Set down, word for word and nothing more, the lines of the records below, beginning with the first line and going on through the line that contains "piece-wN-c3[interactable]: ♞ bbox=[482, 198, 554, 278]".

+ + + + + + +

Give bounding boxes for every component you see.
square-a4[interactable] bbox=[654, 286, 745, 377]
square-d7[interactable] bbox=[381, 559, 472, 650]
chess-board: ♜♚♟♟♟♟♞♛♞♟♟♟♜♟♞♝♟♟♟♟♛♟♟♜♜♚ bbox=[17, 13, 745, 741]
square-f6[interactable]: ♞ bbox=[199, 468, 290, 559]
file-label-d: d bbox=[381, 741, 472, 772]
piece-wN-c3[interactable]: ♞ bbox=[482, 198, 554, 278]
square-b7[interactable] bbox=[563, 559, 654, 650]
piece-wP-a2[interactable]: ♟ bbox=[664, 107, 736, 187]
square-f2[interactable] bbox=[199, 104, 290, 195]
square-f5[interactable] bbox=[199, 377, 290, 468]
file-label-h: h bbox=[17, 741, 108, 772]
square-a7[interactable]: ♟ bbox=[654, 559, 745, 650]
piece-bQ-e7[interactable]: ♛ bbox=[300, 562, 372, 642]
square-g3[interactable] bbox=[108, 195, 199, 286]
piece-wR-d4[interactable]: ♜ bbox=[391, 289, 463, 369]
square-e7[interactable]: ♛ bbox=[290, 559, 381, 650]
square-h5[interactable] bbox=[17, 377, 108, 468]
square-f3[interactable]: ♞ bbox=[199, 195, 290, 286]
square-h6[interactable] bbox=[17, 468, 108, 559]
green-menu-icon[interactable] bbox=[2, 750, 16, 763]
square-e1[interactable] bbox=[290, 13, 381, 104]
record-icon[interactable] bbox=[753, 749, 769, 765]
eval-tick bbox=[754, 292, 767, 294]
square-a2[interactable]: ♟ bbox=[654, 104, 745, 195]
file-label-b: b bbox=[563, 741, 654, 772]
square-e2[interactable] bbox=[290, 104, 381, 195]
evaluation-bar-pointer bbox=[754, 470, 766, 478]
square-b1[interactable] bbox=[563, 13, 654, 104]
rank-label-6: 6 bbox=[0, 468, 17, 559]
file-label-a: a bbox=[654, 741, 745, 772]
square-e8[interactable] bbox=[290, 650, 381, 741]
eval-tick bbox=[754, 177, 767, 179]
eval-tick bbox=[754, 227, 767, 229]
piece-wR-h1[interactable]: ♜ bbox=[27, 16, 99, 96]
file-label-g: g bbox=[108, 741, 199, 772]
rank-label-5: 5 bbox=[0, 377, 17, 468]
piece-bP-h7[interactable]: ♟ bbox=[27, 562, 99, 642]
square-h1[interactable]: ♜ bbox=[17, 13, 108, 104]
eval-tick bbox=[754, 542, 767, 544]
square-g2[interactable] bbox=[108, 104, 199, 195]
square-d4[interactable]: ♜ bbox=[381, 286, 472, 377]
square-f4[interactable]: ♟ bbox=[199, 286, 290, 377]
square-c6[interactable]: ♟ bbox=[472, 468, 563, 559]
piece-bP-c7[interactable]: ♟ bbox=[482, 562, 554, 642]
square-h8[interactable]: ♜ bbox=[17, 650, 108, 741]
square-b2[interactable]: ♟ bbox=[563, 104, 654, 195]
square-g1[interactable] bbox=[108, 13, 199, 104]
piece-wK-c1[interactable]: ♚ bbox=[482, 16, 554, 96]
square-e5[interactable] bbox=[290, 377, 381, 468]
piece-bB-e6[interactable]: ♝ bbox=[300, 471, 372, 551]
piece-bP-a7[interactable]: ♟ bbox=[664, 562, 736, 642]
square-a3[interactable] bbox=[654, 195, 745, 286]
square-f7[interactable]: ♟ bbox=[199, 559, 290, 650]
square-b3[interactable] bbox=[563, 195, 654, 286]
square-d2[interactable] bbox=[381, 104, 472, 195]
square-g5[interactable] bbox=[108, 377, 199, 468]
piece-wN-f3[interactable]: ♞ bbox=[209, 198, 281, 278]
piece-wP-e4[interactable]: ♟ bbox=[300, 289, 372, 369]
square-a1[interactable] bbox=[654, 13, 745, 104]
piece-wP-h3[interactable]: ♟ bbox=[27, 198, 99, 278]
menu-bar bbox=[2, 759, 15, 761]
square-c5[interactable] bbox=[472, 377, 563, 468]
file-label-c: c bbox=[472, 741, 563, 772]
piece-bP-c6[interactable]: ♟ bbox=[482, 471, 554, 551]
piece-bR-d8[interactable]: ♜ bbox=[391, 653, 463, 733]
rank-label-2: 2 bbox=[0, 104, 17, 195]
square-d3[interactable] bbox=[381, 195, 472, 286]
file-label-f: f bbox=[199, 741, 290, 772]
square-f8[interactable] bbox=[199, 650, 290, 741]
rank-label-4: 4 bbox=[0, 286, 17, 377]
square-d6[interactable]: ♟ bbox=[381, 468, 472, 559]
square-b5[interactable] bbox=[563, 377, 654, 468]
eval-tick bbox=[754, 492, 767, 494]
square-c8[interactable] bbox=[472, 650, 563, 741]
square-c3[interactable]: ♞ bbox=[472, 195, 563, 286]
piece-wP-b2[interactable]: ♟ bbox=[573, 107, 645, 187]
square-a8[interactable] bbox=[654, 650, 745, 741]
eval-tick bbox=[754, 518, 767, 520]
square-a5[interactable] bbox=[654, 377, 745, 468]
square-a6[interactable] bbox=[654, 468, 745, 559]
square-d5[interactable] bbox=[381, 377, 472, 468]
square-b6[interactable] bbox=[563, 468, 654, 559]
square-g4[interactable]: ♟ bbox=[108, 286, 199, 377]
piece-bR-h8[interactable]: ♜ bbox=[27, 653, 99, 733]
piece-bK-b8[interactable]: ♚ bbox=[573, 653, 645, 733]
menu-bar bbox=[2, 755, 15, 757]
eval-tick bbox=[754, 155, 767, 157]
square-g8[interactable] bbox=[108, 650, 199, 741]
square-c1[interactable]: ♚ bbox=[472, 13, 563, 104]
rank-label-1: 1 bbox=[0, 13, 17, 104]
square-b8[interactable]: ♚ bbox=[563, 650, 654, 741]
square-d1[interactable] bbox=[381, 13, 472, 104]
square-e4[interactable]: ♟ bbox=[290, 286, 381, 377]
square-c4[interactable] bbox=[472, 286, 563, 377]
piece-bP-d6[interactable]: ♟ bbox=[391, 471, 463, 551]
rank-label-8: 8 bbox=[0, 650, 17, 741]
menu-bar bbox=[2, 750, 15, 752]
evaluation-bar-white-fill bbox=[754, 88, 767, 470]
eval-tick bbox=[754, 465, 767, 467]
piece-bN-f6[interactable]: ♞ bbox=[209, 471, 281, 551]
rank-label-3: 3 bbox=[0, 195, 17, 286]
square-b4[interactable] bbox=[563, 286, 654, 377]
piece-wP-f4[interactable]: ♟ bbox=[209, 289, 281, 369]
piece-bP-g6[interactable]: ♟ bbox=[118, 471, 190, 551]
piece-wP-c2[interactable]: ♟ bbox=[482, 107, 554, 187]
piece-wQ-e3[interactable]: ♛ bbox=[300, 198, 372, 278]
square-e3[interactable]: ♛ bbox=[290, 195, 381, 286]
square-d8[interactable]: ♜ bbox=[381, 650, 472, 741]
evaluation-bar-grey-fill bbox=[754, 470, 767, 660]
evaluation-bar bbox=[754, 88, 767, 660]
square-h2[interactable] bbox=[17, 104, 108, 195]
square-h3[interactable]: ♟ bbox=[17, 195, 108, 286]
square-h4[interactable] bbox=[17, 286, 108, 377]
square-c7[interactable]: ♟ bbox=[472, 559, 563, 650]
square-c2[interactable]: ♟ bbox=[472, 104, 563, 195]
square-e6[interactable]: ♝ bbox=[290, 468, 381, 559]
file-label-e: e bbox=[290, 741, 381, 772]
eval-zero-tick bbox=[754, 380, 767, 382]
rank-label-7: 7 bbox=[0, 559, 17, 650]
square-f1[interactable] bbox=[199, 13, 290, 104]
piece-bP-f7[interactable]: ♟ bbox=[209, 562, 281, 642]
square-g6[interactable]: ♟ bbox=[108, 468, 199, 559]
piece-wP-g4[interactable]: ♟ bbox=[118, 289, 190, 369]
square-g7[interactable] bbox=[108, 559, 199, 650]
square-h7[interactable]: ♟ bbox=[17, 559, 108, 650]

+ + + + + + +

Completed exercise:
Give bounding boxes for every component you see.
square-a4[interactable] bbox=[654, 286, 745, 377]
square-d7[interactable] bbox=[381, 559, 472, 650]
chess-board: ♜♚♟♟♟♟♞♛♞♟♟♟♜♟♞♝♟♟♟♟♛♟♟♜♜♚ bbox=[17, 13, 745, 741]
square-f6[interactable]: ♞ bbox=[199, 468, 290, 559]
file-label-d: d bbox=[381, 741, 472, 772]
piece-wN-c3[interactable]: ♞ bbox=[482, 198, 554, 278]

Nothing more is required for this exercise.